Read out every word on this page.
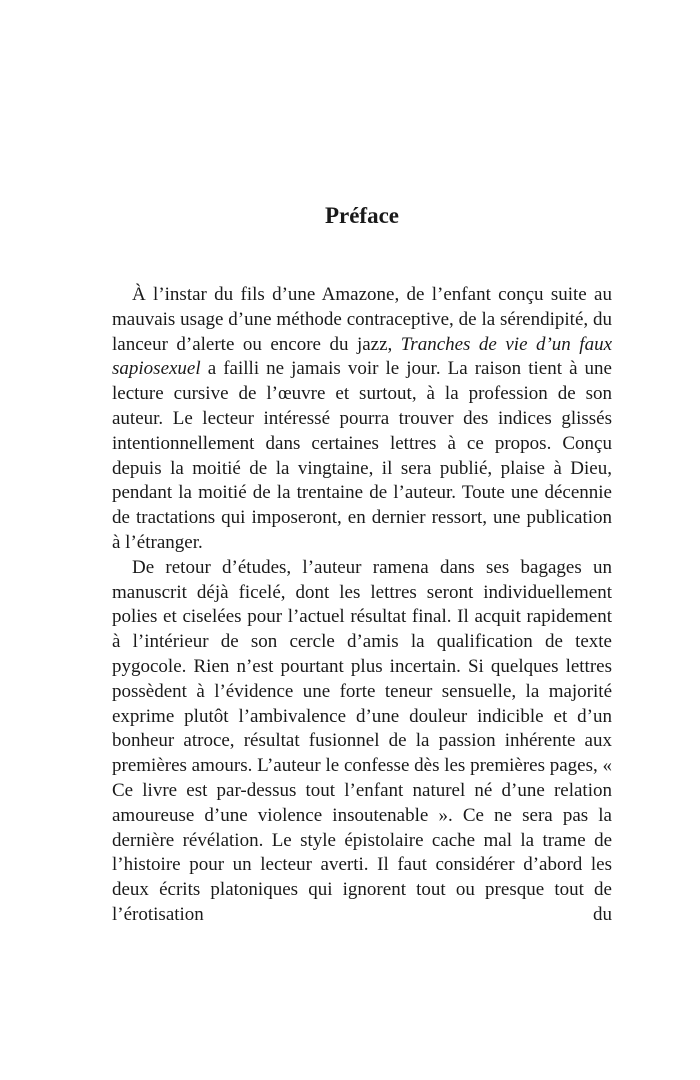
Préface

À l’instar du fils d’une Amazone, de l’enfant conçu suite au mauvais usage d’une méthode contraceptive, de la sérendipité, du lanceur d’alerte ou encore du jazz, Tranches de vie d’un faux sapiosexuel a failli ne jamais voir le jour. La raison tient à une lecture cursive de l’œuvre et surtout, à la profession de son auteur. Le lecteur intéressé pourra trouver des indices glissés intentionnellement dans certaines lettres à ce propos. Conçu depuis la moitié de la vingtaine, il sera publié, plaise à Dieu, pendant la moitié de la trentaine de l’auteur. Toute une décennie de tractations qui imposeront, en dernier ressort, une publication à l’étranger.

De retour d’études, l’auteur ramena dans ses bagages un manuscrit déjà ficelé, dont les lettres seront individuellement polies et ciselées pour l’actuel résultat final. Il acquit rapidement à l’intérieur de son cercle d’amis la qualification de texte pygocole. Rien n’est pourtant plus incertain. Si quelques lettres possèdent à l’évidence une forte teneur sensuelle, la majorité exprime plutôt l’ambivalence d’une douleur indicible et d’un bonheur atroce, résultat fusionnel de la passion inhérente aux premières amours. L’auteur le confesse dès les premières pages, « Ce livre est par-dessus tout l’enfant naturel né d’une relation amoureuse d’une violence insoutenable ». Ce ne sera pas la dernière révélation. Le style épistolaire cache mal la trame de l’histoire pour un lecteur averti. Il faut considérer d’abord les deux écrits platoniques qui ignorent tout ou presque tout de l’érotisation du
____________________
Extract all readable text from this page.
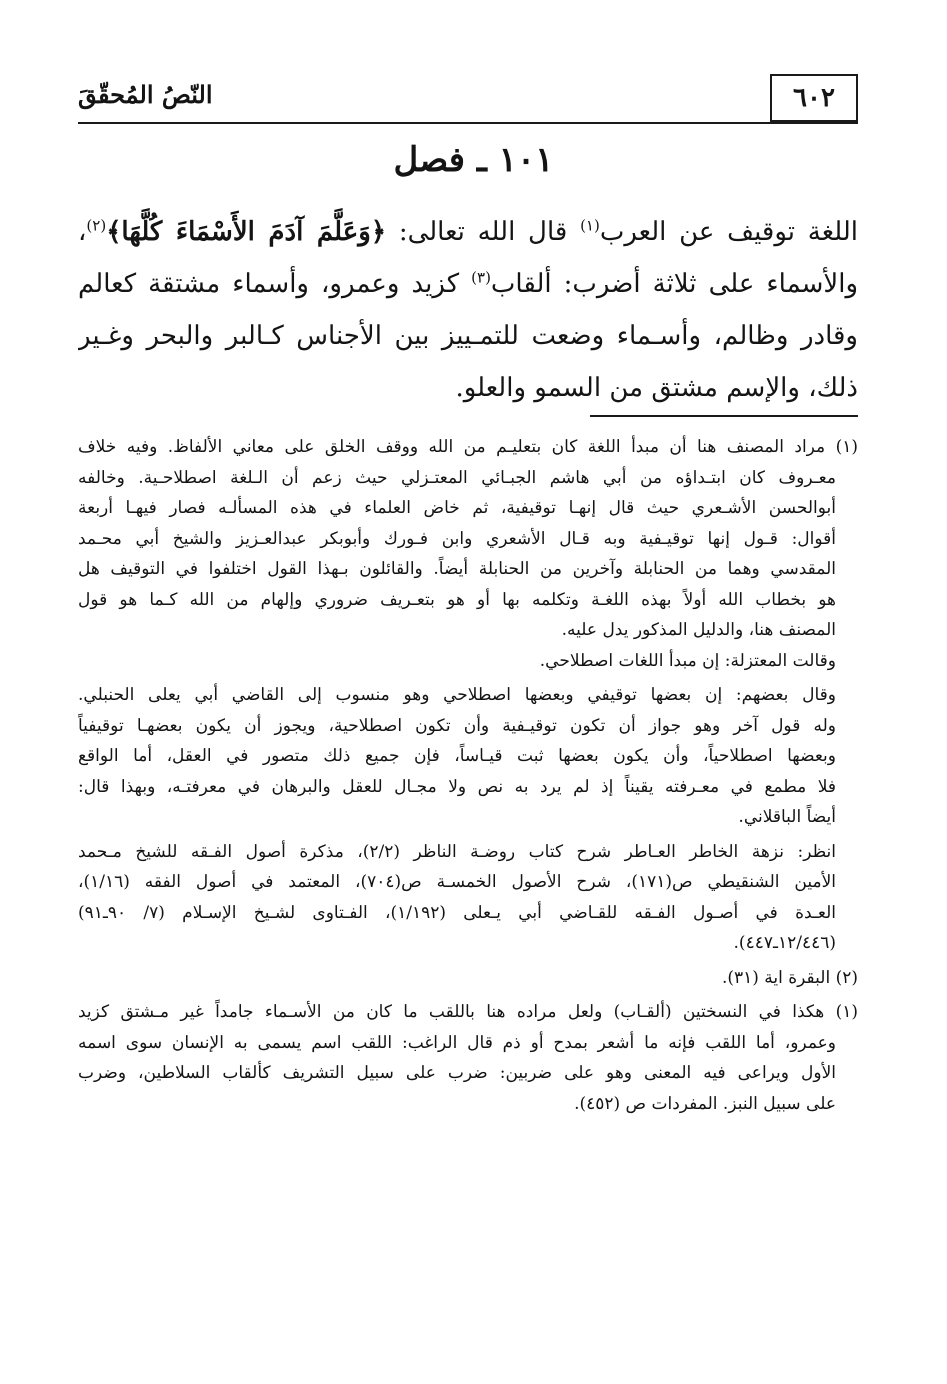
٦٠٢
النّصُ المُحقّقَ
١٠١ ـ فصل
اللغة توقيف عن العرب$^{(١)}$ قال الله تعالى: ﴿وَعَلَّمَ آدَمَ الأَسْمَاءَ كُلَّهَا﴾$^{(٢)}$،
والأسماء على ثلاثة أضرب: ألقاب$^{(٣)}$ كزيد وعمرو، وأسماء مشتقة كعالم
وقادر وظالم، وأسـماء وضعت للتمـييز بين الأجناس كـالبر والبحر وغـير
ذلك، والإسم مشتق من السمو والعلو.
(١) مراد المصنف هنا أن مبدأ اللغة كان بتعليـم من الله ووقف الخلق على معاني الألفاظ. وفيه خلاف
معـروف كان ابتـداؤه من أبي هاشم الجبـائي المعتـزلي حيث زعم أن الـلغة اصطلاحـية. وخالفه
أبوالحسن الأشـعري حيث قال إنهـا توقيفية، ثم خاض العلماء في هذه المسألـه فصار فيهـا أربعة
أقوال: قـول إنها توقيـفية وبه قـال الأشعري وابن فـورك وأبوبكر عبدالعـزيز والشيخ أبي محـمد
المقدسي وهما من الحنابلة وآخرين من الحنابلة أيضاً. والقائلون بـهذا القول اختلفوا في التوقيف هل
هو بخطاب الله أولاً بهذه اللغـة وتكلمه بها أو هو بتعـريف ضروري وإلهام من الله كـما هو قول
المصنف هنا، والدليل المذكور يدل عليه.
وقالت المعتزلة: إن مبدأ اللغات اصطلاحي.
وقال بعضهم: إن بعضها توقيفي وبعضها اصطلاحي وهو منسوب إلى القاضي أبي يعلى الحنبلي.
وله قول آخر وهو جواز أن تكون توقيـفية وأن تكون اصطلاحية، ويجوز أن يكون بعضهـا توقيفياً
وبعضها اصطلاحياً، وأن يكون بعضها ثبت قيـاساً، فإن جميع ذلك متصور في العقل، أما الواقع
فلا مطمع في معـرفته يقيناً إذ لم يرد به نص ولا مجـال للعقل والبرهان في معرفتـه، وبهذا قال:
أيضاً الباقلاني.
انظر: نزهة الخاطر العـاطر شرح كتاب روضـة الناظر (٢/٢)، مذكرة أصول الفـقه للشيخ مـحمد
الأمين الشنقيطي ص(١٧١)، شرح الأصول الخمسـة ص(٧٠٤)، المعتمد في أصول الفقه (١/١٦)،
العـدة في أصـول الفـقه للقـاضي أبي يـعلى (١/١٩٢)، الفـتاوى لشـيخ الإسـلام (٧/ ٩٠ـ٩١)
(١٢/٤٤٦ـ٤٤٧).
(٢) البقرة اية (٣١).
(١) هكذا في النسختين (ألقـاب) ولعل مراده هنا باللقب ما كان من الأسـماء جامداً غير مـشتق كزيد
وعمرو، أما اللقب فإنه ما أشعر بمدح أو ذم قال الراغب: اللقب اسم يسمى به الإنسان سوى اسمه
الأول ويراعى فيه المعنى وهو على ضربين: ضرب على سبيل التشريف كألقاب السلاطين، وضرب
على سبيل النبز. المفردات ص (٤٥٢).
____________________
▸ Given problem:
Pull out every line in the material above where "كزيد" occurs.

▸ Answer:
والأسماء على ثلاثة أضرب: ألقاب$^{(٣)}$ كزيد وعمرو، وأسماء مشتقة كعالم
(١) هكذا في النسختين (ألقـاب) ولعل مراده هنا باللقب ما كان من الأسـماء جامداً غير مـشتق كزيد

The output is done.